-------- Exercise inputs
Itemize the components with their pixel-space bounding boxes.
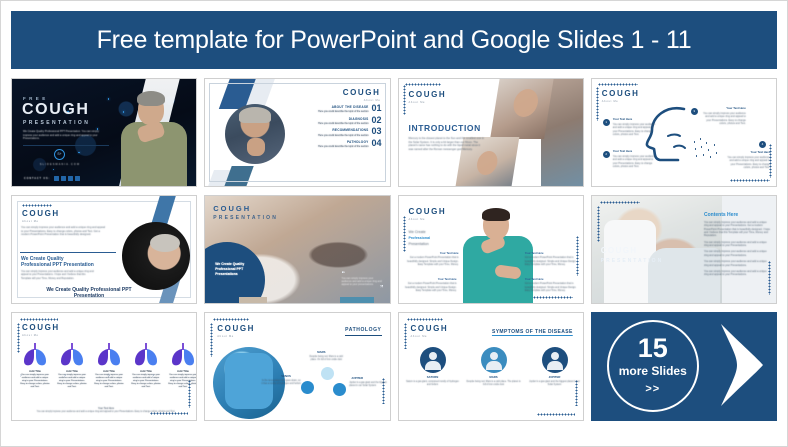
lungs-icon: [133, 343, 159, 367]
slide-grid: FREE COUGH PRESENTATION We Create Qualit…: [11, 78, 777, 421]
arrow-row: › › › › ›: [20, 373, 197, 380]
item-label: MARS: [317, 351, 325, 355]
venus-icon: [301, 381, 314, 394]
slide6-brand: COUGH PRESENTATION: [213, 204, 278, 222]
lungs-icon: [22, 343, 48, 367]
dot-rail: [22, 204, 52, 207]
slide11-title: COUGH: [411, 325, 449, 333]
callout-heading: Your Text Here: [613, 118, 657, 122]
more-slides-cta[interactable]: 15 more Slides >>: [591, 312, 777, 421]
page-title: Free template for PowerPoint and Google …: [97, 26, 692, 55]
text-block-1: Your Text Here Get a modern PowerPoint P…: [407, 252, 459, 266]
footer-bar-blue: [340, 297, 374, 304]
facebook-icon: [68, 176, 73, 181]
dot-rail: [407, 318, 443, 321]
slide5-brand: COUGH About Me: [22, 210, 60, 224]
dot-rail: [213, 318, 249, 321]
twitter-icon: [54, 176, 59, 181]
jupiter-icon: [333, 383, 346, 396]
slide3-body: Mercury is the closest planet to the Sun…: [409, 137, 485, 152]
dot-rail: [405, 83, 441, 86]
lung-step-4: Add Title You can simply impress your au…: [131, 343, 161, 389]
marker-icon: 4: [759, 141, 766, 148]
lung-step-2: Add Title You can simply impress your au…: [57, 343, 87, 389]
lungs-icon: [59, 343, 85, 367]
slide-thumbnail-4[interactable]: COUGH About Me 1 Your Text Here You can …: [591, 78, 777, 187]
lungs-row: Add Title You can simply impress your au…: [20, 343, 197, 389]
slide9-brand: COUGH About Me: [22, 324, 60, 338]
block-text: Get a modern PowerPoint Presentation tha…: [403, 282, 457, 292]
block-text: Get a modern PowerPoint Presentation tha…: [525, 256, 577, 266]
quote-block: “ You can simply impress your audience a…: [342, 273, 384, 292]
item-desc: Jupiter is a gas giant and the biggest p…: [349, 382, 389, 388]
slide1-body: We Create Quality Professional PPT Prese…: [23, 130, 101, 141]
symptom-2: MARS Despite being red, Mars is a cold p…: [466, 347, 522, 387]
callout-text: You can simply impress your audience and…: [726, 156, 770, 170]
slide-thumbnail-1[interactable]: FREE COUGH PRESENTATION We Create Qualit…: [11, 78, 197, 187]
slide7-tagline: We Create Professional Presentation: [409, 230, 455, 247]
slide5-top-text: You can simply impress your audience and…: [21, 226, 105, 237]
symptom-name: JUPITER: [527, 376, 583, 380]
callout-text: You can simply impress your audience and…: [702, 112, 746, 126]
person-icon: [420, 347, 446, 373]
symptom-desc: Saturn is a gas giant, composed mostly o…: [405, 381, 461, 387]
slide8-subtitle: PRESENTATION: [601, 258, 663, 265]
slide-thumbnail-11[interactable]: COUGH About Me SYMPTOMS OF THE DISEASE S…: [398, 312, 584, 421]
slide2-subtitle: About Me: [343, 99, 381, 103]
slide-thumbnail-2[interactable]: COUGH About Me ABOUT THE DISEASE Here yo…: [204, 78, 390, 187]
header-banner: Free template for PowerPoint and Google …: [11, 11, 777, 69]
section-underline: SYMPTOMS OF THE DISEASE: [492, 329, 573, 335]
chevron-right-icon: ›: [108, 373, 110, 380]
marker-icon: 2: [603, 151, 610, 158]
cta-count: 15: [638, 335, 668, 362]
dot-rail: [730, 179, 770, 182]
cough-droplets: [692, 137, 722, 159]
list-item: ABOUT THE DISEASE Here you could describ…: [300, 105, 382, 113]
agenda-label: RECOMMENDATIONS: [318, 128, 368, 132]
slide7-subtitle: About Me: [409, 218, 447, 222]
slide1-badge-caption: SLIDESMANIA.COM: [39, 163, 81, 166]
slide4-subtitle: About Me: [602, 100, 640, 104]
slide4-brand: COUGH About Me: [602, 90, 640, 104]
chevron-right-icon: ›: [196, 373, 197, 380]
slide1-subtitle: PRESENTATION: [23, 120, 90, 127]
coughing-man-photo: [118, 90, 192, 186]
divider: [20, 252, 116, 253]
slide9-subtitle: About Me: [22, 334, 60, 338]
item-label: VENUS: [281, 375, 291, 379]
dot-rail: [404, 323, 407, 349]
callout-3: Your Text Here You can simply impress yo…: [702, 107, 746, 125]
slide6-circle-text: We Create Quality Professional PPT Prese…: [215, 262, 255, 277]
slide-thumbnail-6[interactable]: COUGH PRESENTATION We Create Quality Pro…: [204, 195, 390, 304]
slide10-subtitle: About Me: [217, 335, 255, 339]
marker-icon: 3: [691, 108, 698, 115]
slide10-brand: COUGH About Me: [217, 325, 255, 339]
person-icon: [542, 347, 568, 373]
woman-coughing-photo: [490, 78, 554, 139]
agenda-number: 02: [371, 117, 381, 125]
marker-icon: 1: [603, 119, 610, 126]
slide6-title: COUGH: [213, 204, 278, 214]
slide3-subtitle: About Me: [409, 101, 447, 105]
slide2-brand: COUGH About Me: [343, 89, 381, 103]
text-block-4: Your Text Here Get a modern PowerPoint P…: [525, 278, 577, 292]
callout-text: You can simply impress your audience and…: [613, 155, 657, 169]
slide2-title: COUGH: [343, 89, 381, 97]
footer-bar-light: [239, 297, 267, 304]
dot-rail: [598, 83, 638, 86]
panel-paragraph: You can simply impress your audience and…: [704, 241, 770, 248]
dot-rail: [210, 323, 213, 357]
slide-thumbnail-5[interactable]: COUGH About Me You can simply impress yo…: [11, 195, 197, 304]
slide7-tagline-3: Presentation: [409, 242, 455, 248]
agenda-desc: Here you could describe the topic of the…: [318, 134, 368, 137]
symptom-name: MARS: [466, 376, 522, 380]
block-text: Get a modern PowerPoint Presentation tha…: [525, 282, 577, 292]
person-icon: [481, 347, 507, 373]
lung-step-1: Add Title You can simply impress your au…: [20, 343, 50, 389]
slide11-section-title: SYMPTOMS OF THE DISEASE: [492, 329, 573, 336]
panel-paragraph: You can simply impress your audience and…: [704, 270, 770, 277]
dot-rail: [20, 318, 58, 321]
agenda-label: ABOUT THE DISEASE: [318, 105, 368, 109]
slide5-footer-heading: We Create Quality Professional PPT Prese…: [34, 287, 144, 300]
panel-paragraph: You can simply impress your audience and…: [704, 250, 770, 257]
sneezing-man-photo: [122, 222, 190, 290]
dot-rail: [537, 413, 575, 416]
slide1-title: COUGH: [22, 102, 90, 118]
slide7-title: COUGH: [409, 208, 447, 216]
slide5-heading: We Create Quality Professional PPT Prese…: [21, 256, 95, 269]
slide-thumbnail-10[interactable]: COUGH About Me PATHOLOGY MARS Despite be…: [204, 312, 390, 421]
dot-rail: [403, 85, 406, 115]
contents-panel: Contents Here You can simply impress you…: [704, 212, 770, 280]
slide-gallery-page: Free template for PowerPoint and Google …: [0, 0, 788, 447]
callout-1: Your Text Here You can simply impress yo…: [613, 118, 657, 136]
slide3-heading: INTRODUCTION: [409, 123, 481, 134]
lung-step-3: Add Title You can simply impress your au…: [94, 343, 124, 389]
slide9-footer: Your Text Here You can simply impress yo…: [36, 408, 176, 414]
agenda-list: ABOUT THE DISEASE Here you could describ…: [300, 105, 382, 152]
symptom-desc: Jupiter is a gas giant and the biggest p…: [527, 381, 583, 387]
agenda-number: 03: [371, 128, 381, 136]
slide9-title: COUGH: [22, 324, 60, 332]
slide3-title: COUGH: [409, 91, 447, 99]
agenda-label: DIAGNOSIS: [318, 117, 368, 121]
chevron-right-icon: ›: [20, 373, 22, 380]
agenda-desc: Here you could describe the topic of the…: [318, 145, 368, 148]
chevron-right-icon: ›: [64, 373, 66, 380]
callout-4: Your Text Here You can simply impress yo…: [726, 151, 770, 169]
list-item: PATHOLOGY Here you could describe the to…: [300, 140, 382, 148]
panel-paragraph: You can simply impress your audience and…: [704, 260, 770, 267]
slide1-social-label: CONTACT US:: [24, 177, 50, 180]
social-row: CONTACT US:: [24, 176, 80, 181]
cta-label: more Slides: [619, 363, 687, 379]
callout-heading: Your Text Here: [702, 107, 746, 111]
dot-rail: [596, 87, 599, 121]
list-item: DIAGNOSIS Here you could describe the to…: [300, 117, 382, 125]
slide4-title: COUGH: [602, 90, 640, 98]
callout-heading: Your Text Here: [726, 151, 770, 155]
slide9-footer-text: You can simply impress your audience and…: [36, 411, 176, 414]
slide5-title: COUGH: [22, 210, 60, 218]
quote-close-icon: ”: [342, 287, 384, 291]
callout-heading: Your Text Here: [613, 150, 657, 154]
list-item: RECOMMENDATIONS Here you could describe …: [300, 128, 382, 136]
slide5-body: You can simply impress your audience and…: [21, 270, 95, 280]
lungs-icon: [170, 343, 196, 367]
slide11-subtitle: About Me: [411, 335, 449, 339]
slide5-subtitle: About Me: [22, 220, 60, 224]
callout-text: You can simply impress your audience and…: [613, 123, 657, 137]
agenda-desc: Here you could describe the topic of the…: [318, 110, 368, 113]
slide10-section-title: PATHOLOGY: [345, 327, 381, 336]
text-block-3: Your Text Here Get a modern PowerPoint P…: [525, 252, 577, 266]
agenda-desc: Here you could describe the topic of the…: [318, 122, 368, 125]
dot-rail: [597, 206, 600, 242]
agenda-number: 04: [371, 140, 381, 148]
lung-step-5: Add Title You can simply impress your au…: [168, 343, 197, 389]
thinking-man-photo: [225, 104, 285, 164]
text-block-2: Your Text Here Get a modern PowerPoint P…: [403, 278, 457, 292]
slidesmania-badge: S+: [54, 149, 65, 160]
symptom-columns: SATURN Saturn is a gas giant, composed m…: [405, 347, 583, 387]
slide-thumbnail-8[interactable]: COUGH PRESENTATION Contents Here You can…: [591, 195, 777, 304]
callout-2: Your Text Here You can simply impress yo…: [613, 150, 657, 168]
dot-rail: [600, 201, 640, 204]
item-label: JUPITER: [351, 377, 363, 381]
symptom-3: JUPITER Jupiter is a gas giant and the b…: [527, 347, 583, 387]
agenda-label: PATHOLOGY: [318, 140, 368, 144]
chevron-right-icon: ›: [152, 373, 154, 380]
panel-paragraph: You can simply impress your audience and…: [704, 221, 770, 238]
block-text: Get a modern PowerPoint Presentation tha…: [407, 256, 459, 266]
instagram-icon: [61, 176, 66, 181]
symptom-desc: Despite being red, Mars is a cold place.…: [466, 381, 522, 387]
slide3-brand: COUGH About Me: [409, 91, 447, 105]
cta-ring: 15 more Slides >>: [607, 320, 699, 412]
cta-chevron: >>: [645, 382, 660, 397]
agenda-number: 01: [371, 105, 381, 113]
coughing-man-teal-photo: [461, 210, 535, 304]
divider: [23, 145, 109, 146]
slide8-brand: COUGH PRESENTATION: [601, 246, 663, 265]
slide6-subtitle: PRESENTATION: [213, 215, 278, 222]
linkedin-icon: [75, 176, 80, 181]
slide10-title: COUGH: [217, 325, 255, 333]
symptom-name: SATURN: [405, 376, 461, 380]
slide-thumbnail-7[interactable]: COUGH About Me We Create Professional Pr…: [398, 195, 584, 304]
lungs-icon: [96, 343, 122, 367]
slide6-quote: You can simply impress your audience and…: [342, 277, 384, 287]
slide-thumbnail-3[interactable]: COUGH About Me INTRODUCTION Mercury is t…: [398, 78, 584, 187]
slide8-title: COUGH: [601, 246, 663, 257]
slide11-brand: COUGH About Me: [411, 325, 449, 339]
dot-rail: [403, 216, 406, 252]
symptom-1: SATURN Saturn is a gas giant, composed m…: [405, 347, 461, 387]
slide7-brand: COUGH About Me: [409, 208, 447, 222]
item-desc: Despite being red, Mars is a cold place.…: [306, 356, 346, 362]
mars-icon: [321, 367, 334, 380]
slide8-panel-heading: Contents Here: [704, 212, 770, 219]
slide-thumbnail-9[interactable]: COUGH About Me Add Title You can simply …: [11, 312, 197, 421]
item-desc: Is the temperature that goes down, so it…: [261, 380, 301, 386]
----------------
Copy every line from the one containing "lungs-icon: [133, 343, 159, 367]" down to the one containing "lungs-icon: [59, 343, 85, 367]", including both of those lines, with each line unchanged.

lungs-icon: [133, 343, 159, 367]
slide-grid: FREE COUGH PRESENTATION We Create Qualit…: [11, 78, 777, 421]
arrow-row: › › › › ›: [20, 373, 197, 380]
item-label: MARS: [317, 351, 325, 355]
venus-icon: [301, 381, 314, 394]
slide6-brand: COUGH PRESENTATION: [213, 204, 278, 222]
lungs-icon: [22, 343, 48, 367]
dot-rail: [22, 204, 52, 207]
slide11-title: COUGH: [411, 325, 449, 333]
callout-heading: Your Text Here: [613, 118, 657, 122]
more-slides-cta[interactable]: 15 more Slides >>: [591, 312, 777, 421]
page-title: Free template for PowerPoint and Google …: [97, 26, 692, 55]
text-block-1: Your Text Here Get a modern PowerPoint P…: [407, 252, 459, 266]
footer-bar-blue: [340, 297, 374, 304]
facebook-icon: [68, 176, 73, 181]
dot-rail: [407, 318, 443, 321]
slide5-brand: COUGH About Me: [22, 210, 60, 224]
dot-rail: [213, 318, 249, 321]
twitter-icon: [54, 176, 59, 181]
jupiter-icon: [333, 383, 346, 396]
slide3-body: Mercury is the closest planet to the Sun…: [409, 137, 485, 152]
dot-rail: [405, 83, 441, 86]
lung-step-4: Add Title You can simply impress your au…: [131, 343, 161, 389]
marker-icon: 4: [759, 141, 766, 148]
lung-step-2: Add Title You can simply impress your au…: [57, 343, 87, 389]
lungs-icon: [59, 343, 85, 367]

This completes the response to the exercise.